THE REQUEST ▸ Where a line holds the word "ffffff", copy that line.

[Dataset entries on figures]
====================
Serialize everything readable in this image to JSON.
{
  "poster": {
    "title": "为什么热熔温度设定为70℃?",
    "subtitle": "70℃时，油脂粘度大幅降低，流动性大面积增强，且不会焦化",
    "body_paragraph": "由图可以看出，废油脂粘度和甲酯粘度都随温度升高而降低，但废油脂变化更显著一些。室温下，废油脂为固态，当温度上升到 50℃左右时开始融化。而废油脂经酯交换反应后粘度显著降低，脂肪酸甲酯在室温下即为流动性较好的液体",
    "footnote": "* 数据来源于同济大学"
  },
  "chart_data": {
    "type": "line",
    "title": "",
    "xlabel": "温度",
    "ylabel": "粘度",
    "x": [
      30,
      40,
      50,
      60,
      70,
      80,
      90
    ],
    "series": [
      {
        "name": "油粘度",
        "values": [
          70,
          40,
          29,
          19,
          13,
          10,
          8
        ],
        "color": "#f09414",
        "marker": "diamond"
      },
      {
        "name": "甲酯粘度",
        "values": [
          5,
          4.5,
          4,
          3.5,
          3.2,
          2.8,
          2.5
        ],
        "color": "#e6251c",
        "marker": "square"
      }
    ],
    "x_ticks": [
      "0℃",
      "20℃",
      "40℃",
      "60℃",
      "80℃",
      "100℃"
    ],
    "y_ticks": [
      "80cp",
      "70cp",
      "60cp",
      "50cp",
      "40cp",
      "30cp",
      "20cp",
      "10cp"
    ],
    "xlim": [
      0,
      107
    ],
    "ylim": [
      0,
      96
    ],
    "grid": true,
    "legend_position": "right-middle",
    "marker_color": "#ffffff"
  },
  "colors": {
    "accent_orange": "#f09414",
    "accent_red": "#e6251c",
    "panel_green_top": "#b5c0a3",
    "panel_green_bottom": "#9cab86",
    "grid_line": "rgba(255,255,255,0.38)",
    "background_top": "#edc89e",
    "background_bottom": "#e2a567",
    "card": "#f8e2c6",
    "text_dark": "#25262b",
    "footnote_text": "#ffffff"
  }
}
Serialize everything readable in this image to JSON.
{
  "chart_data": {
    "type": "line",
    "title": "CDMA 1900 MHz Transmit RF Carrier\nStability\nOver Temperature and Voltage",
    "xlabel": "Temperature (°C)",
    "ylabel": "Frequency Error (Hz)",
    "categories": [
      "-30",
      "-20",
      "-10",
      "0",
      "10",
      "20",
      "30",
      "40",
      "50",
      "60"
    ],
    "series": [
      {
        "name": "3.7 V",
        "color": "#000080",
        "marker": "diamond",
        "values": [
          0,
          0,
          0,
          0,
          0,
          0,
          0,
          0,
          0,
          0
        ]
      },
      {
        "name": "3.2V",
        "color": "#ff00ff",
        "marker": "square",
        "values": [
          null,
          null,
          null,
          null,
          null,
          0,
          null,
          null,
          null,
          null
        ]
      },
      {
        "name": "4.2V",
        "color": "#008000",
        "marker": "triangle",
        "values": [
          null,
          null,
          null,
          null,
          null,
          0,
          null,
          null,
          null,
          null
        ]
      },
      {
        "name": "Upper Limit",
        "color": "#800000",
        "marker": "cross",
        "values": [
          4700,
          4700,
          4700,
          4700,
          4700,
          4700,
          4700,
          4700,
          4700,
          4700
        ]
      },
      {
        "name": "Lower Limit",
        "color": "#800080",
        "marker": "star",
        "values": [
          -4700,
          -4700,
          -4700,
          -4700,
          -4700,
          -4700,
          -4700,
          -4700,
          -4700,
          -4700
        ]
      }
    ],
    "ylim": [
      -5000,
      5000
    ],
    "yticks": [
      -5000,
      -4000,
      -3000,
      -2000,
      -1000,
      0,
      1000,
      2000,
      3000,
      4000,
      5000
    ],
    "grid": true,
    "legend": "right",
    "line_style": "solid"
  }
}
====================
TASK RESULT ▸
    "marker_color": "#ffffff"
    "footnote_text": "#ffffff"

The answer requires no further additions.